## Task brief
Give the material once more, word for word, without any images.

================================

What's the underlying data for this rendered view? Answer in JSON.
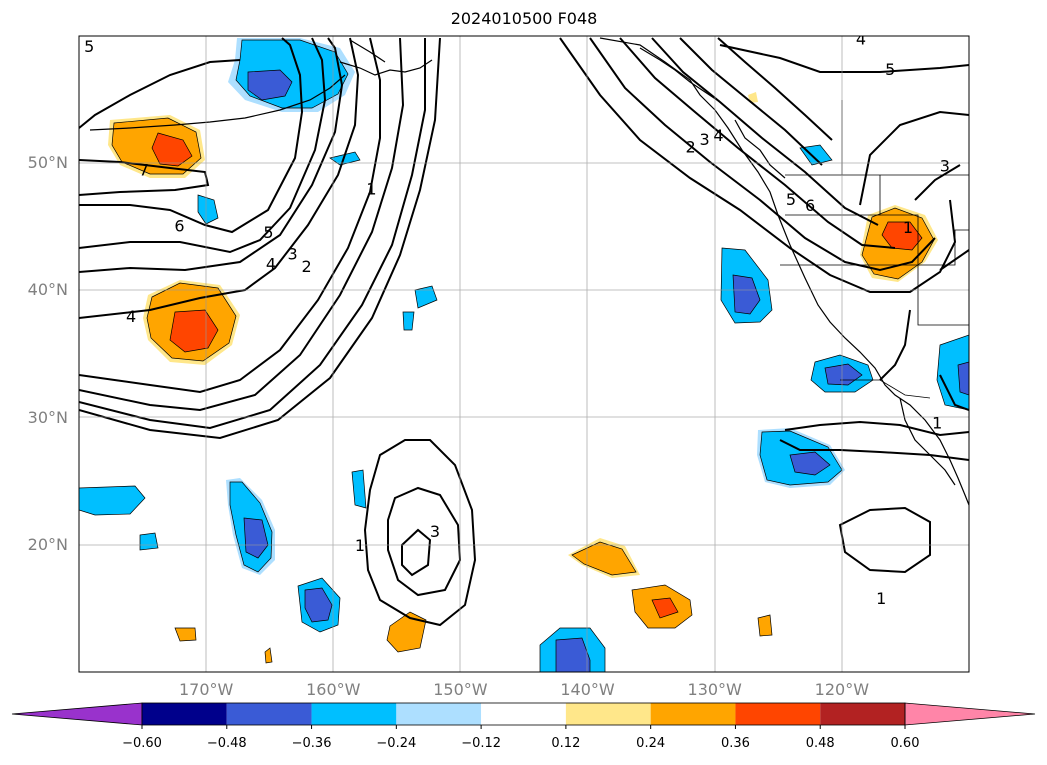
{
  "title": "2024010500 F048",
  "lat_labels": [
    {
      "text": "50°N",
      "lat": 50
    },
    {
      "text": "40°N",
      "lat": 40
    },
    {
      "text": "30°N",
      "lat": 30
    },
    {
      "text": "20°N",
      "lat": 20
    }
  ],
  "lon_labels": [
    {
      "text": "170°W",
      "lon": -170
    },
    {
      "text": "160°W",
      "lon": -160
    },
    {
      "text": "150°W",
      "lon": -150
    },
    {
      "text": "140°W",
      "lon": -140
    },
    {
      "text": "130°W",
      "lon": -130
    },
    {
      "text": "120°W",
      "lon": -120
    }
  ],
  "extent": {
    "lon_min": -180,
    "lon_max": -110,
    "lat_min": 10,
    "lat_max": 60
  },
  "colorbar": {
    "ticks": [
      "−0.60",
      "−0.48",
      "−0.36",
      "−0.24",
      "−0.12",
      "0.12",
      "0.24",
      "0.36",
      "0.48",
      "0.60"
    ],
    "colors": [
      "#9932CC",
      "#00008B",
      "#3A5BD6",
      "#00BFFF",
      "#ADDFFF",
      "#FFFFFF",
      "#FFE78A",
      "#FFA500",
      "#FF4500",
      "#B22222",
      "#FF85A8"
    ]
  },
  "contour_labels": [
    {
      "text": "5",
      "lon": -179.2,
      "lat": 59.2
    },
    {
      "text": "7",
      "lon": -174.9,
      "lat": 49.5
    },
    {
      "text": "6",
      "lon": -172.1,
      "lat": 45.1
    },
    {
      "text": "5",
      "lon": -165.1,
      "lat": 44.6
    },
    {
      "text": "4",
      "lon": -164.9,
      "lat": 42.1
    },
    {
      "text": "3",
      "lon": -163.2,
      "lat": 42.9
    },
    {
      "text": "2",
      "lon": -162.1,
      "lat": 41.9
    },
    {
      "text": "4",
      "lon": -175.9,
      "lat": 38.0
    },
    {
      "text": "1",
      "lon": -157.0,
      "lat": 48.0
    },
    {
      "text": "5",
      "lon": -116.2,
      "lat": 57.4
    },
    {
      "text": "4",
      "lon": -118.5,
      "lat": 59.8
    },
    {
      "text": "2",
      "lon": -131.9,
      "lat": 51.3
    },
    {
      "text": "3",
      "lon": -130.8,
      "lat": 51.9
    },
    {
      "text": "4",
      "lon": -129.7,
      "lat": 52.2
    },
    {
      "text": "5",
      "lon": -124.0,
      "lat": 47.2
    },
    {
      "text": "6",
      "lon": -122.5,
      "lat": 46.7
    },
    {
      "text": "3",
      "lon": -111.9,
      "lat": 49.8
    },
    {
      "text": "1",
      "lon": -114.8,
      "lat": 45.0
    },
    {
      "text": "1",
      "lon": -112.5,
      "lat": 29.6
    },
    {
      "text": "1",
      "lon": -157.9,
      "lat": 20.0
    },
    {
      "text": "3",
      "lon": -152.0,
      "lat": 21.1
    },
    {
      "text": "1",
      "lon": -116.9,
      "lat": 15.8
    }
  ]
}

================================

## Expected output
What's the underlying data for this rendered view? Answer in JSON.
{
  "title": "2024010500 F048",
  "lat_labels": [
    {
      "text": "50°N",
      "lat": 50
    },
    {
      "text": "40°N",
      "lat": 40
    },
    {
      "text": "30°N",
      "lat": 30
    },
    {
      "text": "20°N",
      "lat": 20
    }
  ],
  "lon_labels": [
    {
      "text": "170°W",
      "lon": -170
    },
    {
      "text": "160°W",
      "lon": -160
    },
    {
      "text": "150°W",
      "lon": -150
    },
    {
      "text": "140°W",
      "lon": -140
    },
    {
      "text": "130°W",
      "lon": -130
    },
    {
      "text": "120°W",
      "lon": -120
    }
  ],
  "extent": {
    "lon_min": -180,
    "lon_max": -110,
    "lat_min": 10,
    "lat_max": 60
  },
  "colorbar": {
    "ticks": [
      "−0.60",
      "−0.48",
      "−0.36",
      "−0.24",
      "−0.12",
      "0.12",
      "0.24",
      "0.36",
      "0.48",
      "0.60"
    ],
    "colors": [
      "#9932CC",
      "#00008B",
      "#3A5BD6",
      "#00BFFF",
      "#ADDFFF",
      "#FFFFFF",
      "#FFE78A",
      "#FFA500",
      "#FF4500",
      "#B22222",
      "#FF85A8"
    ]
  },
  "contour_labels": [
    {
      "text": "5",
      "lon": -179.2,
      "lat": 59.2
    },
    {
      "text": "7",
      "lon": -174.9,
      "lat": 49.5
    },
    {
      "text": "6",
      "lon": -172.1,
      "lat": 45.1
    },
    {
      "text": "5",
      "lon": -165.1,
      "lat": 44.6
    },
    {
      "text": "4",
      "lon": -164.9,
      "lat": 42.1
    },
    {
      "text": "3",
      "lon": -163.2,
      "lat": 42.9
    },
    {
      "text": "2",
      "lon": -162.1,
      "lat": 41.9
    },
    {
      "text": "4",
      "lon": -175.9,
      "lat": 38.0
    },
    {
      "text": "1",
      "lon": -157.0,
      "lat": 48.0
    },
    {
      "text": "5",
      "lon": -116.2,
      "lat": 57.4
    },
    {
      "text": "4",
      "lon": -118.5,
      "lat": 59.8
    },
    {
      "text": "2",
      "lon": -131.9,
      "lat": 51.3
    },
    {
      "text": "3",
      "lon": -130.8,
      "lat": 51.9
    },
    {
      "text": "4",
      "lon": -129.7,
      "lat": 52.2
    },
    {
      "text": "5",
      "lon": -124.0,
      "lat": 47.2
    },
    {
      "text": "6",
      "lon": -122.5,
      "lat": 46.7
    },
    {
      "text": "3",
      "lon": -111.9,
      "lat": 49.8
    },
    {
      "text": "1",
      "lon": -114.8,
      "lat": 45.0
    },
    {
      "text": "1",
      "lon": -112.5,
      "lat": 29.6
    },
    {
      "text": "1",
      "lon": -157.9,
      "lat": 20.0
    },
    {
      "text": "3",
      "lon": -152.0,
      "lat": 21.1
    },
    {
      "text": "1",
      "lon": -116.9,
      "lat": 15.8
    }
  ]
}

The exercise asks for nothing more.